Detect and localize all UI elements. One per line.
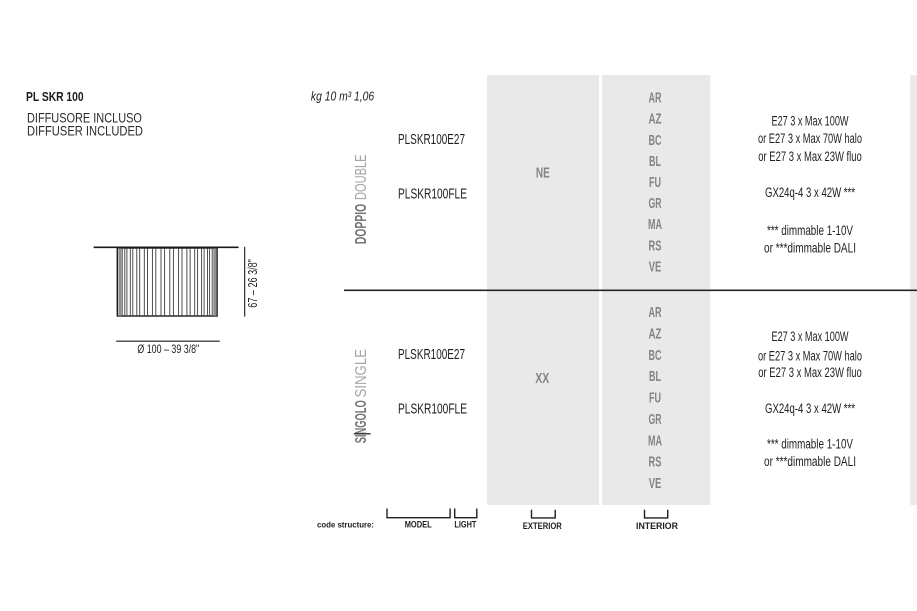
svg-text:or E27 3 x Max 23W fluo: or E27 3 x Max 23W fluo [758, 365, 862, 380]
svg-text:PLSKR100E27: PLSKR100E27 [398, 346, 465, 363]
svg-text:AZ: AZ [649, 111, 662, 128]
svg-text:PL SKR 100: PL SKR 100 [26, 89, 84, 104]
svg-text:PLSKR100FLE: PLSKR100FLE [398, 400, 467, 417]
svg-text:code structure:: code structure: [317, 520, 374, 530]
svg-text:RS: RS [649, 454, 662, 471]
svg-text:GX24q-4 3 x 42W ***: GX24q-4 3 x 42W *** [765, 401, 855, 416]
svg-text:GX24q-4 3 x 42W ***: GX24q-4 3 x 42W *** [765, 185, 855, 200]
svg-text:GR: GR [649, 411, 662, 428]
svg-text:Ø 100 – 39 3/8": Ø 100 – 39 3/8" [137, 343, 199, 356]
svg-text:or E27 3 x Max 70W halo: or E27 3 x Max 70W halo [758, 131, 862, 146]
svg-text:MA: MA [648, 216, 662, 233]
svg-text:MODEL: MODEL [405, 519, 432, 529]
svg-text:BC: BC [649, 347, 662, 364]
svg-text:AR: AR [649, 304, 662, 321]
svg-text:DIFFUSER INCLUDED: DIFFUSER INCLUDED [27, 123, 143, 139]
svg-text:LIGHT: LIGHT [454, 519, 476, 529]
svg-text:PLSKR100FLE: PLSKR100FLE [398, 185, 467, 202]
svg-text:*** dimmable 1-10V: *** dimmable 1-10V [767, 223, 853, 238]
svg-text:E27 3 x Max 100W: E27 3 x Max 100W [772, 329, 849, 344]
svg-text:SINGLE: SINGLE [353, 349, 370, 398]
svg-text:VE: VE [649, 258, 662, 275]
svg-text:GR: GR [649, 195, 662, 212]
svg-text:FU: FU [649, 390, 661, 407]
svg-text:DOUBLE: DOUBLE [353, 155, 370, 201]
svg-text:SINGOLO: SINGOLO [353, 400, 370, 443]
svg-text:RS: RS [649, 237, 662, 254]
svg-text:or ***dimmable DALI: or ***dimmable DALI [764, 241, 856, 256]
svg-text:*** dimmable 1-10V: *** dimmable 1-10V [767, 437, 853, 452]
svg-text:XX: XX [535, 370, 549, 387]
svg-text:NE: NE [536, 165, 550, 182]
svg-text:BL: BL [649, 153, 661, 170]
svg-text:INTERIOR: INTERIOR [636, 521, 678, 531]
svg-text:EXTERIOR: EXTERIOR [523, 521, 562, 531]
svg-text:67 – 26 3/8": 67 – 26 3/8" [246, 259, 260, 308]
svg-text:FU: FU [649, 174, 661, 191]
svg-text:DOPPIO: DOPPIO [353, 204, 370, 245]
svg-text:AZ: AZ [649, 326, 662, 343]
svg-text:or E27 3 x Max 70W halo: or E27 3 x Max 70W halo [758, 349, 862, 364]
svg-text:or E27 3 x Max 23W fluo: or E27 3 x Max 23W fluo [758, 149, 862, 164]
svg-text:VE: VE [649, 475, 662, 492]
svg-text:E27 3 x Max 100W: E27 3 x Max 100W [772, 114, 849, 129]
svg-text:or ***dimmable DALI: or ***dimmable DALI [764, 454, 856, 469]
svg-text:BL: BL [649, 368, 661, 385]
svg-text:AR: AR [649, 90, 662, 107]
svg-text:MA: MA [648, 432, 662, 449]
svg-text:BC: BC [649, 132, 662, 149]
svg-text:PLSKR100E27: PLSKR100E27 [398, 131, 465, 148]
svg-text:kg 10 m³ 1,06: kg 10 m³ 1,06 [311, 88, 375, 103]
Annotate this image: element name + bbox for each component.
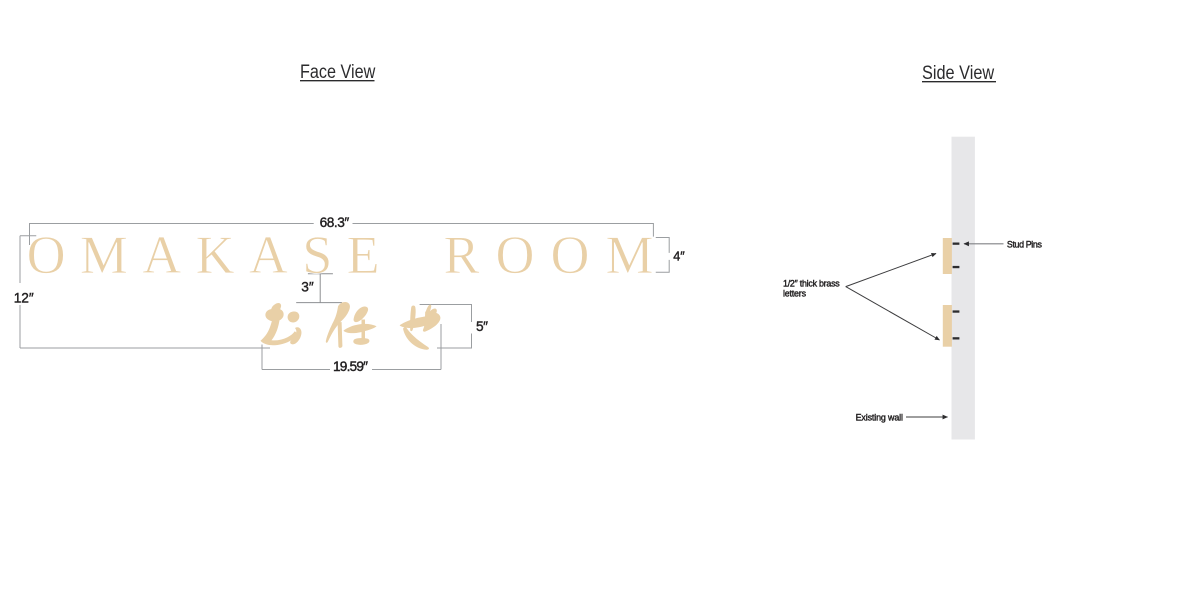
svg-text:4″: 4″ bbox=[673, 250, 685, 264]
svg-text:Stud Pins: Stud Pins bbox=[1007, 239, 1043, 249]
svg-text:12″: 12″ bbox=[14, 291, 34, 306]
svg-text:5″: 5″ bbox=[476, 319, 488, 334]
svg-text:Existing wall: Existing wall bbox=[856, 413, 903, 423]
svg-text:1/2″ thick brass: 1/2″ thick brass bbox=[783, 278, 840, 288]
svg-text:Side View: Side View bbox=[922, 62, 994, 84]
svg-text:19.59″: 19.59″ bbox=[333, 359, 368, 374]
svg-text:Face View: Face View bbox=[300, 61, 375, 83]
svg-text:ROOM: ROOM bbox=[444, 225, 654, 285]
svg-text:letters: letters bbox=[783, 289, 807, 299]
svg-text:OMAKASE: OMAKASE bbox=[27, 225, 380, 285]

EXERCISE:
Can you set down, character for character, the material that opens with the line containing "365, 862, 380]" and closes with the line containing "svg-text:DOUBLE: DOUBLE [353, 155, 370, 201]", both lines included?

WRITTEN SOLUTION:
svg-text:or E27 3 x Max 23W fluo: or E27 3 x Max 23W fluo [758, 365, 862, 380]
svg-text:PLSKR100E27: PLSKR100E27 [398, 346, 465, 363]
svg-text:AZ: AZ [649, 111, 662, 128]
svg-text:PL SKR 100: PL SKR 100 [26, 89, 84, 104]
svg-text:PLSKR100FLE: PLSKR100FLE [398, 400, 467, 417]
svg-text:code structure:: code structure: [317, 520, 374, 530]
svg-text:RS: RS [649, 454, 662, 471]
svg-text:GX24q-4 3 x 42W ***: GX24q-4 3 x 42W *** [765, 401, 855, 416]
svg-text:GX24q-4 3 x 42W ***: GX24q-4 3 x 42W *** [765, 185, 855, 200]
svg-text:GR: GR [649, 411, 662, 428]
svg-text:Ø 100 – 39 3/8": Ø 100 – 39 3/8" [137, 343, 199, 356]
svg-text:or E27 3 x Max 70W halo: or E27 3 x Max 70W halo [758, 131, 862, 146]
svg-text:MA: MA [648, 216, 662, 233]
svg-text:MODEL: MODEL [405, 519, 432, 529]
svg-text:BC: BC [649, 347, 662, 364]
svg-text:AR: AR [649, 304, 662, 321]
svg-text:DIFFUSER INCLUDED: DIFFUSER INCLUDED [27, 123, 143, 139]
svg-text:LIGHT: LIGHT [454, 519, 476, 529]
svg-text:PLSKR100FLE: PLSKR100FLE [398, 185, 467, 202]
svg-text:*** dimmable 1-10V: *** dimmable 1-10V [767, 223, 853, 238]
svg-text:E27 3 x Max 100W: E27 3 x Max 100W [772, 329, 849, 344]
svg-text:SINGLE: SINGLE [353, 349, 370, 398]
svg-text:VE: VE [649, 258, 662, 275]
svg-text:GR: GR [649, 195, 662, 212]
svg-text:FU: FU [649, 390, 661, 407]
svg-text:DOUBLE: DOUBLE [353, 155, 370, 201]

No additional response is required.